DOCUMENT EXCERPT:
Notes and Constraints

CDM System Notes and Constraints

Due to specifications restrictions, the free CDM cluster provided by a DataArts Studio instance can only be used for tests or as a data connection agent.
You can purchase CDM clusters of other specifications on the DataArts Studio console as incremental packages or directly purchase clusters on the CDM console. The differences are as follows:
1. Package billing: CDM clusters purchased on the DataArts Studio console can be billed only by packages purchased on the DataArts Studio console. CDM clusters purchased on the CDM console can be billed only by discount packages purchased on the CDM console.
2. Permission control: Permissions of the CDM clusters purchased on the DataArts Studio console are managed based on the DataArts Studio permission system. Permissions of the clusters purchased on the CDM console are managed based on the CDM permission system.
3. Application scenarios: Clusters purchased on the DataArts Studio console are isolated by workspace and can be used only in associated workspaces. Clusters purchased on the CDM console do not support workspace-level resource isolation and can be used in all DataArts Studio workspaces.
You cannot modify the flavor of an existing cluster. If you require a higher flavor, create a cluster with your desired flavor.
The CDM cluster version (Arm or x86) is determined by the architecture of underlying resources.
CDM does not support the function of controlling the data migration speed. Therefore, do not perform data migration during peak hours.
During data migration, CDM imposes pressure on the data source. You are advised to create a database account for data migration and configure an account policy to reduce the resource consumption of the data source. For example, you can configure a policy to delete the connections of the account when the CPU usage exceeds 30% to prevent impact on services.

DESCRIPTION OF THE TASK:
According to the CDM notes and constraints, what determines whether a CDM cluster is the Arm or the x86 version? The records that follow are independent material and bear no relation to the CDM notes and constraints.

DATASET EXCERPTS:
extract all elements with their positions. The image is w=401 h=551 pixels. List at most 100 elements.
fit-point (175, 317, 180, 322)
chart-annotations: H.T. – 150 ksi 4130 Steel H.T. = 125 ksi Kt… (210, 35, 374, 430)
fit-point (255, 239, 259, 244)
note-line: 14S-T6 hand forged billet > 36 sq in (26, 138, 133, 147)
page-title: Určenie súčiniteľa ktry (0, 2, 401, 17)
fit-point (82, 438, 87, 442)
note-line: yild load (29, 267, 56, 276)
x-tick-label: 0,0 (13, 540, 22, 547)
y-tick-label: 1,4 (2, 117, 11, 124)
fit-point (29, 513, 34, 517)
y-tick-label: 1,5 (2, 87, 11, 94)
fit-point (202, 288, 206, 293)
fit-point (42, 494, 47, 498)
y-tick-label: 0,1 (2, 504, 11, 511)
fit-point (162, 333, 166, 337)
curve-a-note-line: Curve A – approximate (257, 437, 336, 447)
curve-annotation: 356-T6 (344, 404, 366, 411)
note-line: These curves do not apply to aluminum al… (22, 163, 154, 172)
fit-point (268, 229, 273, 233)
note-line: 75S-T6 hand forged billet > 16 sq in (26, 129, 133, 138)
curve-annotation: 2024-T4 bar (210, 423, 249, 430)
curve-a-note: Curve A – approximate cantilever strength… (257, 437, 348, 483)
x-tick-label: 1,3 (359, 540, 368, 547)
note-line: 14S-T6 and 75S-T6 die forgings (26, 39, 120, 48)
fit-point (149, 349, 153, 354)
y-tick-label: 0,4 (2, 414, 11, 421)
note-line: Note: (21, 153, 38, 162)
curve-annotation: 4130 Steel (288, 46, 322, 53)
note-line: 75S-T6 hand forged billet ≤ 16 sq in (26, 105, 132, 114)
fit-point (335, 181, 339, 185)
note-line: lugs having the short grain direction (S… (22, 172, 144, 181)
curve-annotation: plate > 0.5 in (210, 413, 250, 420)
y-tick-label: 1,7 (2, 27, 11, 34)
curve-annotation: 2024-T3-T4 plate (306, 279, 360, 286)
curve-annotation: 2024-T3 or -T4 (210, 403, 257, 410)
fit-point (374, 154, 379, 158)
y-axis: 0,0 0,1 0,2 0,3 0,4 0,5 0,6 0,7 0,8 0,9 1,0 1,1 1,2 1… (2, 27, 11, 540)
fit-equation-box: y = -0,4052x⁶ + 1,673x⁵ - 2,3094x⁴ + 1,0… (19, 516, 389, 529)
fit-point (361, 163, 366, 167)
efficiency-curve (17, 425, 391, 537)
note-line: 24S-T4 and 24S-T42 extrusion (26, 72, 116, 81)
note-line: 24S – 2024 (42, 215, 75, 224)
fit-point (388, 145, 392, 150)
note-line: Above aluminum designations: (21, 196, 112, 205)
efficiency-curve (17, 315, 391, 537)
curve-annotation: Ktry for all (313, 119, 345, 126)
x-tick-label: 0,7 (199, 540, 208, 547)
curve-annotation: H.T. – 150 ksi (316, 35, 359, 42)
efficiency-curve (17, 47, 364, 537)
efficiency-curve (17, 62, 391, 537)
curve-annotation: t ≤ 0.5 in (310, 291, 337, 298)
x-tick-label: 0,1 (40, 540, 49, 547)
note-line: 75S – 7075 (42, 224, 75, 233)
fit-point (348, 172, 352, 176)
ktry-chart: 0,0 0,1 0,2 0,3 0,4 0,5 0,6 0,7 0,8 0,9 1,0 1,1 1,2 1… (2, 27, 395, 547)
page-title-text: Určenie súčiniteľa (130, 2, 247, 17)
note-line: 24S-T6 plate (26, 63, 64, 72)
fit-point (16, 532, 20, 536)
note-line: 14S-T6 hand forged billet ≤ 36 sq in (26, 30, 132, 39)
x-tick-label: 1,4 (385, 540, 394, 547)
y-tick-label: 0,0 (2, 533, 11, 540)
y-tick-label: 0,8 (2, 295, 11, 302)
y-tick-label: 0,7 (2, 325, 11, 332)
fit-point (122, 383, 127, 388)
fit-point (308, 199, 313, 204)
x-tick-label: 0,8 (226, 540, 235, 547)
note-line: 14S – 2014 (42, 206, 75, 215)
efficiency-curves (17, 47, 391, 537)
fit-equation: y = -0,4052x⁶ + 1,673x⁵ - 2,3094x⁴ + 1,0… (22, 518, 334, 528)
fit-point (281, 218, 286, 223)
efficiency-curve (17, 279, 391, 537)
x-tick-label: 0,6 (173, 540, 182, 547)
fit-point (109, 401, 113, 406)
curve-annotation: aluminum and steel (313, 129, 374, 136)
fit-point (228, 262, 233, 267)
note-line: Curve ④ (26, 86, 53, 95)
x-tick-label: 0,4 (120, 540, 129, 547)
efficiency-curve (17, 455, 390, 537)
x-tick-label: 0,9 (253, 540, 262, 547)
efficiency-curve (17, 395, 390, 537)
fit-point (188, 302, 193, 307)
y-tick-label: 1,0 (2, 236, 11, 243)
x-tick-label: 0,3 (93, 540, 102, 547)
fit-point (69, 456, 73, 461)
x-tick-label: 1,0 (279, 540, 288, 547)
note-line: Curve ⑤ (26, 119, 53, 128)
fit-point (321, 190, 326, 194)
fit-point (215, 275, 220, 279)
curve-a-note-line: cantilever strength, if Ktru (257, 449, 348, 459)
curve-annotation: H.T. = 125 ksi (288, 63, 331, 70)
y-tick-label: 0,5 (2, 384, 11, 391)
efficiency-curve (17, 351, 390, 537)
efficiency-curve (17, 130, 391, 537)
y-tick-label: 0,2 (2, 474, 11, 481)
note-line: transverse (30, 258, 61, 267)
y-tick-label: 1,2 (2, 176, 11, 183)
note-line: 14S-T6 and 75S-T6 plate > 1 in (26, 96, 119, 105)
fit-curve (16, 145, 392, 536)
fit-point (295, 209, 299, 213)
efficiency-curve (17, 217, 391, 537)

SOLVED EXERCISE:
The architecture of the underlying resources determines it.